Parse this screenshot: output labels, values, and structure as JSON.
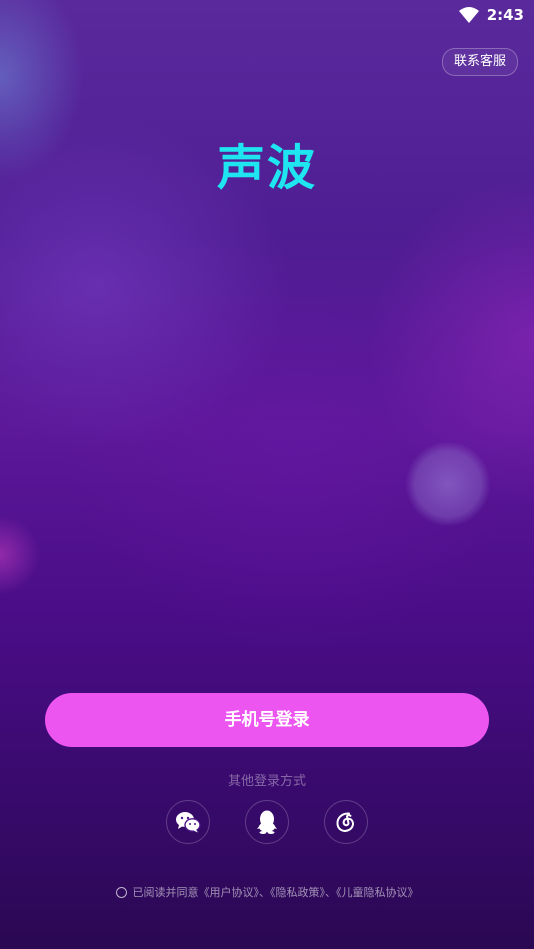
{
  "status_bar": {
    "time": "2:43",
    "wifi_icon": "wifi-icon"
  },
  "header": {
    "support_label": "联系客服"
  },
  "logo": {
    "text": "声波",
    "color": "#1ee5f0"
  },
  "login": {
    "phone_login_label": "手机号登录",
    "phone_login_color": "#ec55f0",
    "other_methods_label": "其他登录方式",
    "social_icons": [
      "wechat-icon",
      "qq-icon",
      "netease-music-icon"
    ]
  },
  "agreement": {
    "text": "已阅读并同意《用户协议》、《隐私政策》、《儿童隐私协议》"
  }
}
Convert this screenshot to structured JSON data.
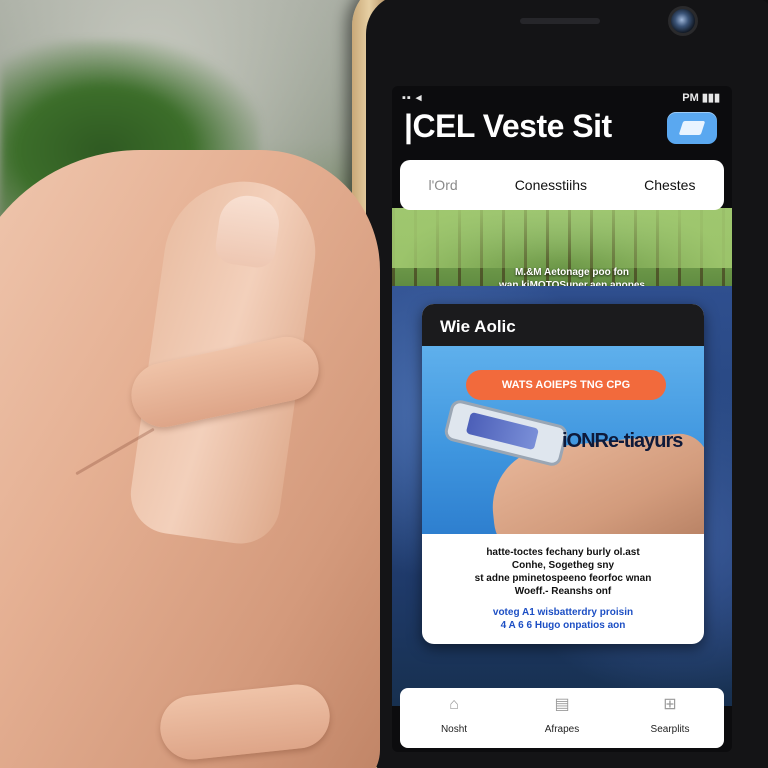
{
  "status_bar": {
    "left": "▪▪ ◂",
    "right": "PM ▮▮▮"
  },
  "app": {
    "title": "|CEL Veste Sit"
  },
  "nav": {
    "items": [
      "l'Ord",
      "Conesstiihs",
      "Chestes"
    ]
  },
  "hero": {
    "caption": "M.&M Aetonage poo fon\nwan.kiMOTOSuper.aen anopes"
  },
  "card": {
    "header": "Wie Aolic",
    "promo": "WATS AOIEPS  TNG CPG",
    "overlay": "iONRe-tiayurs",
    "body": "hatte-toctes fechany burly ol.ast\nConhe, Sogetheg sny\nst adne pminetospeeno feorfoc wnan\nWoeff.- Reanshs onf",
    "link": "voteg  A1  wisbatterdry proisin\n4 A 6 6 Hugo onpatios aon"
  },
  "tabs": [
    {
      "label": "Nosht",
      "icon": "home-icon"
    },
    {
      "label": "Afrapes",
      "icon": "bag-icon"
    },
    {
      "label": "Searplits",
      "icon": "grid-icon"
    }
  ],
  "colors": {
    "accent_blue": "#5aa8f0",
    "promo_orange": "#f26a3c",
    "link_blue": "#1d4fc4"
  }
}
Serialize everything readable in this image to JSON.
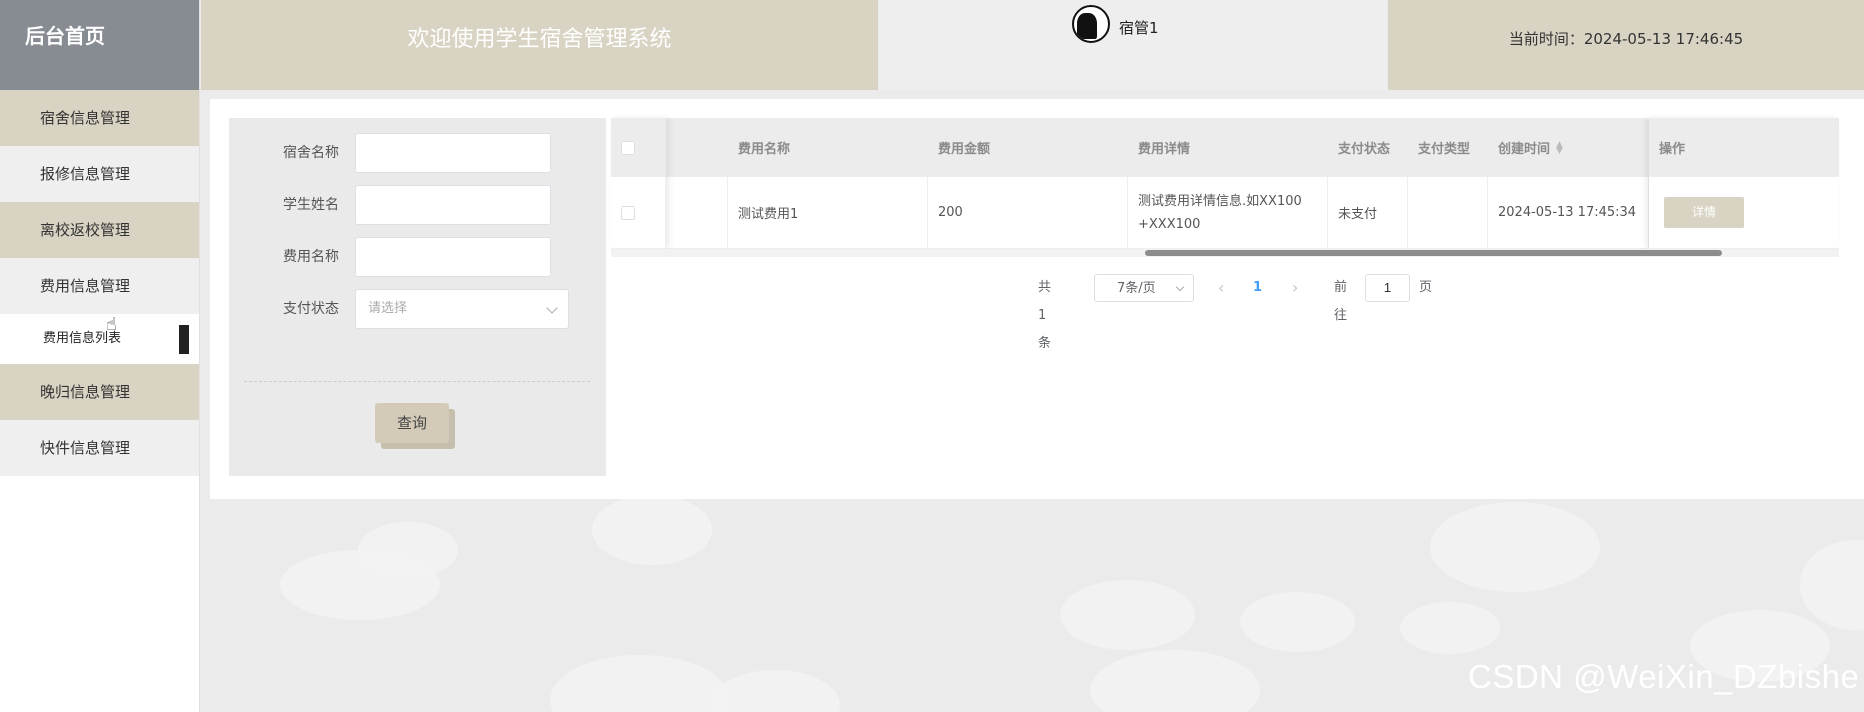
{
  "sidebar": {
    "brand": "后台首页",
    "items": [
      {
        "label": "宿舍信息管理"
      },
      {
        "label": "报修信息管理"
      },
      {
        "label": "离校返校管理"
      },
      {
        "label": "费用信息管理"
      },
      {
        "label": "费用信息列表"
      },
      {
        "label": "晚归信息管理"
      },
      {
        "label": "快件信息管理"
      }
    ]
  },
  "header": {
    "title": "欢迎使用学生宿舍管理系统",
    "username": "宿管1",
    "time": "当前时间：2024-05-13 17:46:45"
  },
  "search": {
    "fields": [
      {
        "label": "宿舍名称",
        "value": ""
      },
      {
        "label": "学生姓名",
        "value": ""
      },
      {
        "label": "费用名称",
        "value": ""
      },
      {
        "label": "支付状态",
        "placeholder": "请选择"
      }
    ],
    "button": "查询"
  },
  "table": {
    "columns": [
      "费用名称",
      "费用金额",
      "费用详情",
      "支付状态",
      "支付类型",
      "创建时间",
      "操作"
    ],
    "rows": [
      {
        "name": "测试费用1",
        "amount": "200",
        "detail_line1": "测试费用详情信息.如XX100",
        "detail_line2": "+XXX100",
        "status": "未支付",
        "pay_type": "",
        "created": "2024-05-13 17:45:34",
        "action": "详情"
      }
    ]
  },
  "pager": {
    "total": "共 1 条",
    "page_size": "7条/页",
    "current": "1",
    "goto_label": "前往",
    "goto_value": "1",
    "page_suffix": "页"
  },
  "watermark": "CSDN @WeiXin_DZbishe",
  "colors": {
    "accent": "#d8d3c3",
    "brand_bg": "#878c92",
    "link": "#409eff"
  }
}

........

### EXERCISE PROMPT
Only the lines from the line bearing "Serialize everything readable" to the end of the listing above, both inclusive, should be extracted verbatim; the pictures are excluded.

### SOLUTION FOR THIS TASK
Serialize everything readable in this image to JSON.
{
  "sidebar": {
    "brand": "后台首页",
    "items": [
      {
        "label": "宿舍信息管理"
      },
      {
        "label": "报修信息管理"
      },
      {
        "label": "离校返校管理"
      },
      {
        "label": "费用信息管理"
      },
      {
        "label": "费用信息列表"
      },
      {
        "label": "晚归信息管理"
      },
      {
        "label": "快件信息管理"
      }
    ]
  },
  "header": {
    "title": "欢迎使用学生宿舍管理系统",
    "username": "宿管1",
    "time": "当前时间：2024-05-13 17:46:45"
  },
  "search": {
    "fields": [
      {
        "label": "宿舍名称",
        "value": ""
      },
      {
        "label": "学生姓名",
        "value": ""
      },
      {
        "label": "费用名称",
        "value": ""
      },
      {
        "label": "支付状态",
        "placeholder": "请选择"
      }
    ],
    "button": "查询"
  },
  "table": {
    "columns": [
      "费用名称",
      "费用金额",
      "费用详情",
      "支付状态",
      "支付类型",
      "创建时间",
      "操作"
    ],
    "rows": [
      {
        "name": "测试费用1",
        "amount": "200",
        "detail_line1": "测试费用详情信息.如XX100",
        "detail_line2": "+XXX100",
        "status": "未支付",
        "pay_type": "",
        "created": "2024-05-13 17:45:34",
        "action": "详情"
      }
    ]
  },
  "pager": {
    "total": "共 1 条",
    "page_size": "7条/页",
    "current": "1",
    "goto_label": "前往",
    "goto_value": "1",
    "page_suffix": "页"
  },
  "watermark": "CSDN @WeiXin_DZbishe",
  "colors": {
    "accent": "#d8d3c3",
    "brand_bg": "#878c92",
    "link": "#409eff"
  }
}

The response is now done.